■ Problem requirements: In the listing below, locate the lines bearing the word "between". Copy every one of them.

======== Record excerpts

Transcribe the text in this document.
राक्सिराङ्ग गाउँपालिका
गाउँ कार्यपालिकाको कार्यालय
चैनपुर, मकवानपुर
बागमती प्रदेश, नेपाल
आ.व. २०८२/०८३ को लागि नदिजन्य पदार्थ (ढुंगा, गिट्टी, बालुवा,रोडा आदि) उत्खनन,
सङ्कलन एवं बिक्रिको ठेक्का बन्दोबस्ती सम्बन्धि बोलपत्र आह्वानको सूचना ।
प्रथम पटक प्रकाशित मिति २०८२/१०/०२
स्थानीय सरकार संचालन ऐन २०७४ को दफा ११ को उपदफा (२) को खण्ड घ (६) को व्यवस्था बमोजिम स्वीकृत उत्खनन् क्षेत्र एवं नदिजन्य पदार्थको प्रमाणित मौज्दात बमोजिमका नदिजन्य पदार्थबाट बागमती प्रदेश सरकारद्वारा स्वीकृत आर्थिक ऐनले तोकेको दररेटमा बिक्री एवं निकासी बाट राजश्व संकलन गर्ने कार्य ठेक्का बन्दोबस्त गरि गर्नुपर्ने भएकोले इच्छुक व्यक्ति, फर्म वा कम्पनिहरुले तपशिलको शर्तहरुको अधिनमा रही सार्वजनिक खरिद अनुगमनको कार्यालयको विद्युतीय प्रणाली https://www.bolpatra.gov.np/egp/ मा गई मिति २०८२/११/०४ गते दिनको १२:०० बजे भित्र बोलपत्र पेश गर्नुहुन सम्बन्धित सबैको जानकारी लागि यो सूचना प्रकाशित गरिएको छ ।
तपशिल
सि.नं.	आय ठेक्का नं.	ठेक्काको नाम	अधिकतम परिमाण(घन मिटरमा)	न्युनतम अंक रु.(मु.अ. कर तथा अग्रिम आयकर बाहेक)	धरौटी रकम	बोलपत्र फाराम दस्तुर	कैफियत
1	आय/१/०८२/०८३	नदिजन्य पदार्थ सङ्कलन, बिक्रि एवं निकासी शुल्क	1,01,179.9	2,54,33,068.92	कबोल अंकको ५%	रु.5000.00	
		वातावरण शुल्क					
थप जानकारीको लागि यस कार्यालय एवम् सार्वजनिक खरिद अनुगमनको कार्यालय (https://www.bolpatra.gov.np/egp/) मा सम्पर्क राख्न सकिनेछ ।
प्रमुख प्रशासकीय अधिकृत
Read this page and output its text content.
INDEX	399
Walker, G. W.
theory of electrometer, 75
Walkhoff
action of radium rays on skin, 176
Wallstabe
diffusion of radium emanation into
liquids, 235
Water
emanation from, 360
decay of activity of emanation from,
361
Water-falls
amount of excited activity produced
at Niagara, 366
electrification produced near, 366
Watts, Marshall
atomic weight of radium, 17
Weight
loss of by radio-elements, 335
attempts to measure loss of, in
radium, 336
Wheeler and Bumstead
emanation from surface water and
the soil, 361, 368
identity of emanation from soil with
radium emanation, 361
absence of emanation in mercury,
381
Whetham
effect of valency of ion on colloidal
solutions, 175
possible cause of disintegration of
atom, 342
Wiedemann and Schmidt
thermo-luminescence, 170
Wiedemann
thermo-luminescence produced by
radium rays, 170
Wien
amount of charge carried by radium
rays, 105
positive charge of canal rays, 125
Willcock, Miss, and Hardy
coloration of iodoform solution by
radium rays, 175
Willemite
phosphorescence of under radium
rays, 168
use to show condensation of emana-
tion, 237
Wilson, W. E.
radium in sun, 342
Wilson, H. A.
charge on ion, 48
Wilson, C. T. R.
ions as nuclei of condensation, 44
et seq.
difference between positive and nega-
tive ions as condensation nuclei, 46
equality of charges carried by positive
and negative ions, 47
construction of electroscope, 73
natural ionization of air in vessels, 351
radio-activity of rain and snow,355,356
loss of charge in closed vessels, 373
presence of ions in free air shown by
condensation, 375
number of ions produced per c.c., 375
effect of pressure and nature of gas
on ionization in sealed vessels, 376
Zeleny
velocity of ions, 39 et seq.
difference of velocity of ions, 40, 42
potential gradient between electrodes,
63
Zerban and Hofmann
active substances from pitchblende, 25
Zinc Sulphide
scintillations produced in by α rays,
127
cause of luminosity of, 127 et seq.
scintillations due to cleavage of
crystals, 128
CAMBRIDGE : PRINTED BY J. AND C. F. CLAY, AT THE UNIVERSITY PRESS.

================

■ Answer to this task:
difference between positive and nega-
potential gradient between electrodes,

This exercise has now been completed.